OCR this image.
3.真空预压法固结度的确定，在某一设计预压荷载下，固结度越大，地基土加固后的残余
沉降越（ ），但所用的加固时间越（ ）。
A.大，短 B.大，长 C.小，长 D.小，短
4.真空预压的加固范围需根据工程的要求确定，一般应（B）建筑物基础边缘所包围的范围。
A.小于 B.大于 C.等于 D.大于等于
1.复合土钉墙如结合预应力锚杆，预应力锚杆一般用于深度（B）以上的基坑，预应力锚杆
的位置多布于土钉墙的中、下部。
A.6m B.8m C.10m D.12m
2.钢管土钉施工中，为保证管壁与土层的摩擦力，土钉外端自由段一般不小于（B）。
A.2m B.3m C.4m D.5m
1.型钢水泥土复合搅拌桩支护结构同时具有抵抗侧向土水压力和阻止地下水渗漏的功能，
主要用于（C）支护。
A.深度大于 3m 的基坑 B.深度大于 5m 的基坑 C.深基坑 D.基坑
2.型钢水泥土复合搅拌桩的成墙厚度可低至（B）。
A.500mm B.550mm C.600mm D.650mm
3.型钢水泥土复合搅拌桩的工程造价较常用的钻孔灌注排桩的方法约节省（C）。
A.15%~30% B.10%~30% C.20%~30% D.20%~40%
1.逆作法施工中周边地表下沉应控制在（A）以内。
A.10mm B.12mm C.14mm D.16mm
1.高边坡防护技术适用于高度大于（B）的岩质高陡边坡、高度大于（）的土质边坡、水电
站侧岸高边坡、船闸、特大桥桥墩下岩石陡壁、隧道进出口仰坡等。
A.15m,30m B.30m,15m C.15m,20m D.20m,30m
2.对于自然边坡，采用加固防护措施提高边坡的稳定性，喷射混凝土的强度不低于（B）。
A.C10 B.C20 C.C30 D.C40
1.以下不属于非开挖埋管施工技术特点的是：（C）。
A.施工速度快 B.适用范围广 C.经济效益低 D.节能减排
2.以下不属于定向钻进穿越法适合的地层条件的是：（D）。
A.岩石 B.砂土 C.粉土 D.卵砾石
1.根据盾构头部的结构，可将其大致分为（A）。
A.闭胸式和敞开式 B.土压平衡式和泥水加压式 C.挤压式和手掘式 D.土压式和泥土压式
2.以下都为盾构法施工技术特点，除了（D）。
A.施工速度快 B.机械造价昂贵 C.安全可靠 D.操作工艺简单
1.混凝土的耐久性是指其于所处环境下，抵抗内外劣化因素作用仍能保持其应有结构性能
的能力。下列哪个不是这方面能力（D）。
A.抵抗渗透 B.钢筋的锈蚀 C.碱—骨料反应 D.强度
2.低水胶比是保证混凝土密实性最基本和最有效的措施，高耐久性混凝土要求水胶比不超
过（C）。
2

=====

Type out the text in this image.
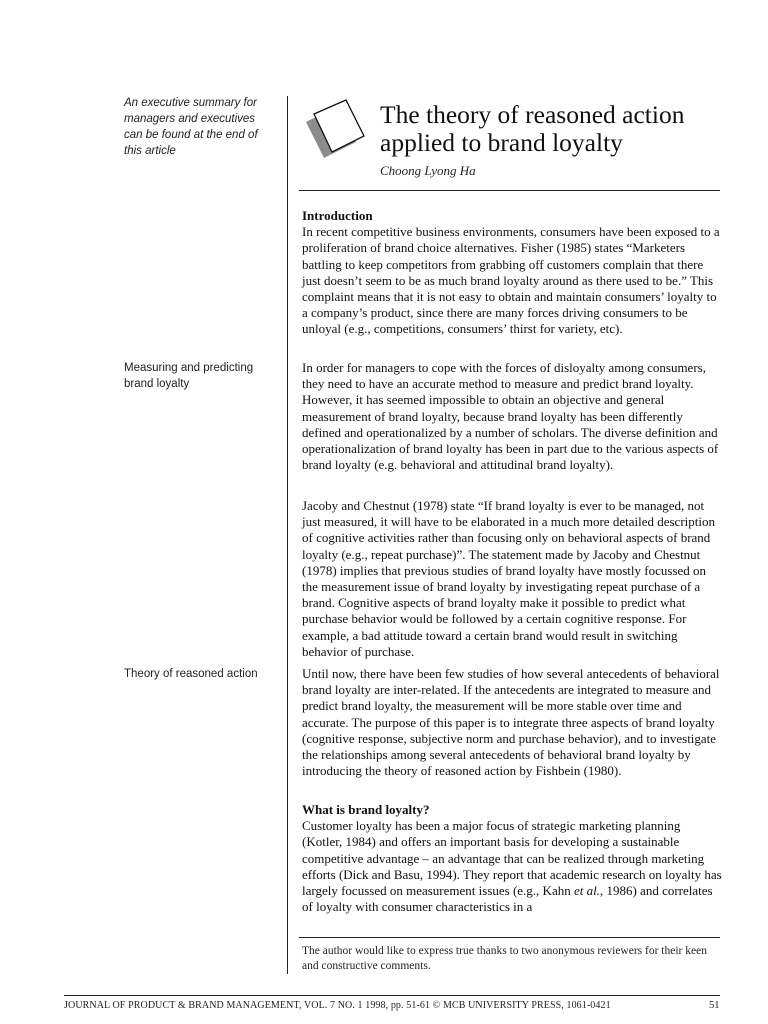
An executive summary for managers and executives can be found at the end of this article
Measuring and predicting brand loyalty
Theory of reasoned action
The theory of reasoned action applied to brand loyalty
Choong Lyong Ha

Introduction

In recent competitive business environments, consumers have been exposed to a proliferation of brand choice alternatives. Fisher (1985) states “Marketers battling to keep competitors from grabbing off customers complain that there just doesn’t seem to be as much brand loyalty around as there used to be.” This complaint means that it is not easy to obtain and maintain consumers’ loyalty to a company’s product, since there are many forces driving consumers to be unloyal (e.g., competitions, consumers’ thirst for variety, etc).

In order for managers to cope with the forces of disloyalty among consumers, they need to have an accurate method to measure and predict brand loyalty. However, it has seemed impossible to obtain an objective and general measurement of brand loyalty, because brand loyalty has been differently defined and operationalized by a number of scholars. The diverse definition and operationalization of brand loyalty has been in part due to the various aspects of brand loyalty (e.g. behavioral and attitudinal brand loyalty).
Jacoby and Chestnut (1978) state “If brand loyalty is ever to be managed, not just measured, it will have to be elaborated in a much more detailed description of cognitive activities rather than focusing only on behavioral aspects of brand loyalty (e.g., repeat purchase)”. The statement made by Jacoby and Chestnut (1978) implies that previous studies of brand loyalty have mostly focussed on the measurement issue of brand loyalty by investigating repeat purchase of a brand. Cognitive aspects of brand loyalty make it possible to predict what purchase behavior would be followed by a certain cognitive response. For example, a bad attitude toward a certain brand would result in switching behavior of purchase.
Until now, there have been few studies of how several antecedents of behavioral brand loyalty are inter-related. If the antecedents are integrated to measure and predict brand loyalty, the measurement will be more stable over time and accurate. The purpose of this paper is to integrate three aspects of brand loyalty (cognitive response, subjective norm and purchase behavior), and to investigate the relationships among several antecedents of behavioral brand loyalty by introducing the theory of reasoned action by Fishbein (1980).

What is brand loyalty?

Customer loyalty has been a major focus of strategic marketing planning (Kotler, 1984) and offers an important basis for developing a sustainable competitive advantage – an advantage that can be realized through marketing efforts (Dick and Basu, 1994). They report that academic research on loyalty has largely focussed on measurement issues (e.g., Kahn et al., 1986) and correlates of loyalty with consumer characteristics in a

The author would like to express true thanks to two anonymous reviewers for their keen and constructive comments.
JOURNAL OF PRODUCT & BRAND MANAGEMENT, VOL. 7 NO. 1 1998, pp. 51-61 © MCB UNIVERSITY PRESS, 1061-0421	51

=====

== What to do ==
Copy all lines from the material that include "with".

== Solution to the problem ==
In order for managers to cope with the forces of disloyalty among consumers, they need to have an accurate method to measure and predict brand loyalty. However, it has seemed impossible to obtain an objective and general measurement of brand loyalty, because brand loyalty has been differently defined and operationalized by a number of scholars. The diverse definition and operationalization of brand loyalty has been in part due to the various aspects of brand loyalty (e.g. behavioral and attitudinal brand loyalty).
Customer loyalty has been a major focus of strategic marketing planning (Kotler, 1984) and offers an important basis for developing a sustainable competitive advantage – an advantage that can be realized through marketing efforts (Dick and Basu, 1994). They report that academic research on loyalty has largely focussed on measurement issues (e.g., Kahn et al., 1986) and correlates of loyalty with consumer characteristics in a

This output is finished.